→ STATED EXERCISE: Review the listing and copy each line that holds the word "Chen".

------------

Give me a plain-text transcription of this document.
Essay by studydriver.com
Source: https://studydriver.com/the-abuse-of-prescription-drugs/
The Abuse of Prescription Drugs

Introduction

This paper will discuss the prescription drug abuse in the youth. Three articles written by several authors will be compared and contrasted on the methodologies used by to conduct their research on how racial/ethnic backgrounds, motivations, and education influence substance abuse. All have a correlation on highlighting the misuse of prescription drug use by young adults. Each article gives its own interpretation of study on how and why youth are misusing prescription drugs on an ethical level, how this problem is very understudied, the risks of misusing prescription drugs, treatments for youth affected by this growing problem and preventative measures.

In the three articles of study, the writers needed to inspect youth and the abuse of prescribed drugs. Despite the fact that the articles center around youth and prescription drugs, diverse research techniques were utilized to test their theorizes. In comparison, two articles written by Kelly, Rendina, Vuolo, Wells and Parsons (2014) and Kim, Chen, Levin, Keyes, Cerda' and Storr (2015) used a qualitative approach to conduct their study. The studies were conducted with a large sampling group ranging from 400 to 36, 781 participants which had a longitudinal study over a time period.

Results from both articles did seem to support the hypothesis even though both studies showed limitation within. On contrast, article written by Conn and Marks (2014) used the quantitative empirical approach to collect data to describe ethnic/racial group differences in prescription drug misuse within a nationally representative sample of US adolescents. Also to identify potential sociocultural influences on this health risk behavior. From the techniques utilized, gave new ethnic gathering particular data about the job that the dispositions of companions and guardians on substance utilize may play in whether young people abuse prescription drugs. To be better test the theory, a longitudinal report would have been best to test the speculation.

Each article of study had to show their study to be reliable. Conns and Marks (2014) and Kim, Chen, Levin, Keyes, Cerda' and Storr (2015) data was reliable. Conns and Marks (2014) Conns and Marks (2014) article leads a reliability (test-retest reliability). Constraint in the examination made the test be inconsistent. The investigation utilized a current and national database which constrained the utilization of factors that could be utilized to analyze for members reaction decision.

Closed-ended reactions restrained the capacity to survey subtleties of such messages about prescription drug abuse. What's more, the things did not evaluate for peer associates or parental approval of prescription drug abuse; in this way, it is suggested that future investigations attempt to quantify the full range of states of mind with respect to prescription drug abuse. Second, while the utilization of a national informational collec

------------

→ FINAL RESULT:
In the three articles of study, the writers needed to inspect youth and the abuse of prescribed drugs. Despite the fact that the articles center around youth and prescription drugs, diverse research techniques were utilized to test their theorizes. In comparison, two articles written by Kelly, Rendina, Vuolo, Wells and Parsons (2014) and Kim, Chen, Levin, Keyes, Cerda' and Storr (2015) used a qualitative approach to conduct their study. The studies were conducted with a large sampling group ranging from 400 to 36, 781 participants which had a longitudinal study over a time period.
Each article of study had to show their study to be reliable. Conns and Marks (2014) and Kim, Chen, Levin, Keyes, Cerda' and Storr (2015) data was reliable. Conns and Marks (2014) Conns and Marks (2014) article leads a reliability (test-retest reliability). Constraint in the examination made the test be inconsistent. The investigation utilized a current and national database which constrained the utilization of factors that could be utilized to analyze for members reaction decision.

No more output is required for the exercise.